#### TASK DESCRIPTION:
Rewrite the lines below, swapping "Reference" for "Baseline" and leaving everything else as it is.

#### WORKING DATA:
* start *

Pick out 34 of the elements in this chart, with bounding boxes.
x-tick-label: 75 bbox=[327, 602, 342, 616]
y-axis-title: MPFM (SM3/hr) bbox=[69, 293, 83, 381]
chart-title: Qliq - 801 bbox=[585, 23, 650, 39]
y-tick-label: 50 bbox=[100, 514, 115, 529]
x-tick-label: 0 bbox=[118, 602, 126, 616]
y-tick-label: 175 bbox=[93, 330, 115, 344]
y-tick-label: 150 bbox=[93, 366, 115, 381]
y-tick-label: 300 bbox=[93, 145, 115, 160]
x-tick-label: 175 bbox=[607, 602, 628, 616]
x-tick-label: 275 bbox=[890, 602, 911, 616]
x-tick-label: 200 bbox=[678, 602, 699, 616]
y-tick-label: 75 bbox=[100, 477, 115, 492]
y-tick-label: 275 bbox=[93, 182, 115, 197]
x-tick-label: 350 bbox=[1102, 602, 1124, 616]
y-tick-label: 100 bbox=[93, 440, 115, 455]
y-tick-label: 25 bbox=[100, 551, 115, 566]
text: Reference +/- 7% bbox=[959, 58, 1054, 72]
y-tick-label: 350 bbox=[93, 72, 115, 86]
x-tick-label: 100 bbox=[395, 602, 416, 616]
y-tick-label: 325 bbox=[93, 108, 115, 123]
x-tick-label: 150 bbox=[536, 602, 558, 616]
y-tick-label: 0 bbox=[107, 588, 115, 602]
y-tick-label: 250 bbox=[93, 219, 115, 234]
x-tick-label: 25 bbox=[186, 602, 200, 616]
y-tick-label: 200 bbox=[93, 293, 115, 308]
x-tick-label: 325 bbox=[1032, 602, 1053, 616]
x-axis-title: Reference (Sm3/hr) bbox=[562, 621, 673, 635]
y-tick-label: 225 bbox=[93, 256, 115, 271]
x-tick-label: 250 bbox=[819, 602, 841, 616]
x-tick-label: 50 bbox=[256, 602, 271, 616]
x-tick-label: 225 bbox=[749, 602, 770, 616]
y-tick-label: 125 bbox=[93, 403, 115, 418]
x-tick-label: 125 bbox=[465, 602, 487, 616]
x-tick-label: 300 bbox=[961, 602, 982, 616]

* end *

#### WRITTEN SOLUTION:
Pick out 34 of the elements in this chart, with bounding boxes.
x-tick-label: 75 bbox=[327, 602, 342, 616]
y-axis-title: MPFM (SM3/hr) bbox=[69, 293, 83, 381]
chart-title: Qliq - 801 bbox=[585, 23, 650, 39]
y-tick-label: 50 bbox=[100, 514, 115, 529]
x-tick-label: 0 bbox=[118, 602, 126, 616]
y-tick-label: 175 bbox=[93, 330, 115, 344]
y-tick-label: 150 bbox=[93, 366, 115, 381]
y-tick-label: 300 bbox=[93, 145, 115, 160]
x-tick-label: 175 bbox=[607, 602, 628, 616]
x-tick-label: 275 bbox=[890, 602, 911, 616]
x-tick-label: 200 bbox=[678, 602, 699, 616]
y-tick-label: 75 bbox=[100, 477, 115, 492]
y-tick-label: 275 bbox=[93, 182, 115, 197]
x-tick-label: 350 bbox=[1102, 602, 1124, 616]
y-tick-label: 100 bbox=[93, 440, 115, 455]
y-tick-label: 25 bbox=[100, 551, 115, 566]
text: Baseline +/- 7% bbox=[959, 58, 1054, 72]
y-tick-label: 350 bbox=[93, 72, 115, 86]
x-tick-label: 100 bbox=[395, 602, 416, 616]
y-tick-label: 325 bbox=[93, 108, 115, 123]
x-tick-label: 150 bbox=[536, 602, 558, 616]
y-tick-label: 0 bbox=[107, 588, 115, 602]
y-tick-label: 250 bbox=[93, 219, 115, 234]
x-tick-label: 25 bbox=[186, 602, 200, 616]
y-tick-label: 200 bbox=[93, 293, 115, 308]
x-tick-label: 325 bbox=[1032, 602, 1053, 616]
x-axis-title: Baseline (Sm3/hr) bbox=[562, 621, 673, 635]
y-tick-label: 225 bbox=[93, 256, 115, 271]
x-tick-label: 250 bbox=[819, 602, 841, 616]
x-tick-label: 50 bbox=[256, 602, 271, 616]
x-tick-label: 225 bbox=[749, 602, 770, 616]
y-tick-label: 125 bbox=[93, 403, 115, 418]
x-tick-label: 125 bbox=[465, 602, 487, 616]
x-tick-label: 300 bbox=[961, 602, 982, 616]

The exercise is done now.